- Task instructions
Please write out the material that follows, exactly as it stands.

- Source material
------------------------------
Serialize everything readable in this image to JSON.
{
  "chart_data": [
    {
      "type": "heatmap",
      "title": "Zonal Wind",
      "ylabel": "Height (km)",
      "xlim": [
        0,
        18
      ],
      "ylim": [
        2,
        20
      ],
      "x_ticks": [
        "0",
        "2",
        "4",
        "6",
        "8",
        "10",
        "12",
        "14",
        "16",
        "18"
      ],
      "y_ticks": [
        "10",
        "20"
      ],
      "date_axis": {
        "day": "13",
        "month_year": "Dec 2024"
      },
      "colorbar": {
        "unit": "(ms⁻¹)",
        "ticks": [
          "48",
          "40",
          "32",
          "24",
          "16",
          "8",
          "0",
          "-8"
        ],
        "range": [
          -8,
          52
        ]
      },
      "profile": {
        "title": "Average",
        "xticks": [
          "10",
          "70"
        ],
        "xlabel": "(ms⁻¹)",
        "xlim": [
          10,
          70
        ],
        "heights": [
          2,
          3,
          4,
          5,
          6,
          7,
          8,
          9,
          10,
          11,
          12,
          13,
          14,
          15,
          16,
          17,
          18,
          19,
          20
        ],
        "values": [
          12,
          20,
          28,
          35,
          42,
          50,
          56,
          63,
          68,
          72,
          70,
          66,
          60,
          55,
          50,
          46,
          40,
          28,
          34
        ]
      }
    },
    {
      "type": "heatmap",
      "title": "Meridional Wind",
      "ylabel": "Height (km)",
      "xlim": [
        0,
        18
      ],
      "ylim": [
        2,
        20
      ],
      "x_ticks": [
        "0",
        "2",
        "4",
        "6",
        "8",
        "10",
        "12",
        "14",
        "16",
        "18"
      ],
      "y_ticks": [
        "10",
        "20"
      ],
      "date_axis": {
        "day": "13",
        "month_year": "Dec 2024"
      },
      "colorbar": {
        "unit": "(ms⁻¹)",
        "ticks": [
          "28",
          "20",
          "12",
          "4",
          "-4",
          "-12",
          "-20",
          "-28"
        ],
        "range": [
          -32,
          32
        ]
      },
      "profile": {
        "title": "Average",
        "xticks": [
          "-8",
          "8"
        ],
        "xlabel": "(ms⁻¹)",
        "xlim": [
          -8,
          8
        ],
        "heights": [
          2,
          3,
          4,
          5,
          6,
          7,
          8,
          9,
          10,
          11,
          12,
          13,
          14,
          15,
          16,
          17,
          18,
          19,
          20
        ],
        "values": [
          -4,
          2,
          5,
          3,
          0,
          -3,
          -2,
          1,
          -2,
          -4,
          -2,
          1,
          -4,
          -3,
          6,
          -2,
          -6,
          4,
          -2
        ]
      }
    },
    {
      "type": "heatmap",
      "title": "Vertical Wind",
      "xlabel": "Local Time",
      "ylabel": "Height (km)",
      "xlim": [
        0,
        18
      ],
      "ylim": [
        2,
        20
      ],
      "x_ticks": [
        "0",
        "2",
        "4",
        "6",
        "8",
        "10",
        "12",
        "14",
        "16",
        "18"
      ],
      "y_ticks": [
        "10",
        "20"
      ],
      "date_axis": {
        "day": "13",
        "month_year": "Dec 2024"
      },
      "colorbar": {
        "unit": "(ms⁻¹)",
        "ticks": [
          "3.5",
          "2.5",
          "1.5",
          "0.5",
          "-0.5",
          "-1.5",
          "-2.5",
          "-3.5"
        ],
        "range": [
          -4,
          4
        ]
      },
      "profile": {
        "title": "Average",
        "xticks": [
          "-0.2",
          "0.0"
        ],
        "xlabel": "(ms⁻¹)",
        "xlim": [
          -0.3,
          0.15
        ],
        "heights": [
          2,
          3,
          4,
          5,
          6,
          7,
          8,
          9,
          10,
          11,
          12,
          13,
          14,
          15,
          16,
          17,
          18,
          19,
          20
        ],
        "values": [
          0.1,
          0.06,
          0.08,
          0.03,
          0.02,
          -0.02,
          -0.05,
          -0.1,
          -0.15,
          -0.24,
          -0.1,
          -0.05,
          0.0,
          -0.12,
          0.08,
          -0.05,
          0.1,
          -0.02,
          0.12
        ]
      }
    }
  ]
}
------------------------------
- Worked answer
Serialize everything readable in this image to JSON.
{
  "chart_data": [
    {
      "type": "heatmap",
      "title": "Zonal Wind",
      "ylabel": "Height (km)",
      "xlim": [
        0,
        18
      ],
      "ylim": [
        2,
        20
      ],
      "x_ticks": [
        "0",
        "2",
        "4",
        "6",
        "8",
        "10",
        "12",
        "14",
        "16",
        "18"
      ],
      "y_ticks": [
        "10",
        "20"
      ],
      "date_axis": {
        "day": "13",
        "month_year": "Dec 2024"
      },
      "colorbar": {
        "unit": "(ms⁻¹)",
        "ticks": [
          "48",
          "40",
          "32",
          "24",
          "16",
          "8",
          "0",
          "-8"
        ],
        "range": [
          -8,
          52
        ]
      },
      "profile": {
        "title": "Average",
        "xticks": [
          "10",
          "70"
        ],
        "xlabel": "(ms⁻¹)",
        "xlim": [
          10,
          70
        ],
        "heights": [
          2,
          3,
          4,
          5,
          6,
          7,
          8,
          9,
          10,
          11,
          12,
          13,
          14,
          15,
          16,
          17,
          18,
          19,
          20
        ],
        "values": [
          12,
          20,
          28,
          35,
          42,
          50,
          56,
          63,
          68,
          72,
          70,
          66,
          60,
          55,
          50,
          46,
          40,
          28,
          34
        ]
      }
    },
    {
      "type": "heatmap",
      "title": "Meridional Wind",
      "ylabel": "Height (km)",
      "xlim": [
        0,
        18
      ],
      "ylim": [
        2,
        20
      ],
      "x_ticks": [
        "0",
        "2",
        "4",
        "6",
        "8",
        "10",
        "12",
        "14",
        "16",
        "18"
      ],
      "y_ticks": [
        "10",
        "20"
      ],
      "date_axis": {
        "day": "13",
        "month_year": "Dec 2024"
      },
      "colorbar": {
        "unit": "(ms⁻¹)",
        "ticks": [
          "28",
          "20",
          "12",
          "4",
          "-4",
          "-12",
          "-20",
          "-28"
        ],
        "range": [
          -32,
          32
        ]
      },
      "profile": {
        "title": "Average",
        "xticks": [
          "-8",
          "8"
        ],
        "xlabel": "(ms⁻¹)",
        "xlim": [
          -8,
          8
        ],
        "heights": [
          2,
          3,
          4,
          5,
          6,
          7,
          8,
          9,
          10,
          11,
          12,
          13,
          14,
          15,
          16,
          17,
          18,
          19,
          20
        ],
        "values": [
          -4,
          2,
          5,
          3,
          0,
          -3,
          -2,
          1,
          -2,
          -4,
          -2,
          1,
          -4,
          -3,
          6,
          -2,
          -6,
          4,
          -2
        ]
      }
    },
    {
      "type": "heatmap",
      "title": "Vertical Wind",
      "xlabel": "Local Time",
      "ylabel": "Height (km)",
      "xlim": [
        0,
        18
      ],
      "ylim": [
        2,
        20
      ],
      "x_ticks": [
        "0",
        "2",
        "4",
        "6",
        "8",
        "10",
        "12",
        "14",
        "16",
        "18"
      ],
      "y_ticks": [
        "10",
        "20"
      ],
      "date_axis": {
        "day": "13",
        "month_year": "Dec 2024"
      },
      "colorbar": {
        "unit": "(ms⁻¹)",
        "ticks": [
          "3.5",
          "2.5",
          "1.5",
          "0.5",
          "-0.5",
          "-1.5",
          "-2.5",
          "-3.5"
        ],
        "range": [
          -4,
          4
        ]
      },
      "profile": {
        "title": "Average",
        "xticks": [
          "-0.2",
          "0.0"
        ],
        "xlabel": "(ms⁻¹)",
        "xlim": [
          -0.3,
          0.15
        ],
        "heights": [
          2,
          3,
          4,
          5,
          6,
          7,
          8,
          9,
          10,
          11,
          12,
          13,
          14,
          15,
          16,
          17,
          18,
          19,
          20
        ],
        "values": [
          0.1,
          0.06,
          0.08,
          0.03,
          0.02,
          -0.02,
          -0.05,
          -0.1,
          -0.15,
          -0.24,
          -0.1,
          -0.05,
          0.0,
          -0.12,
          0.08,
          -0.05,
          0.1,
          -0.02,
          0.12
        ]
      }
    }
  ]
}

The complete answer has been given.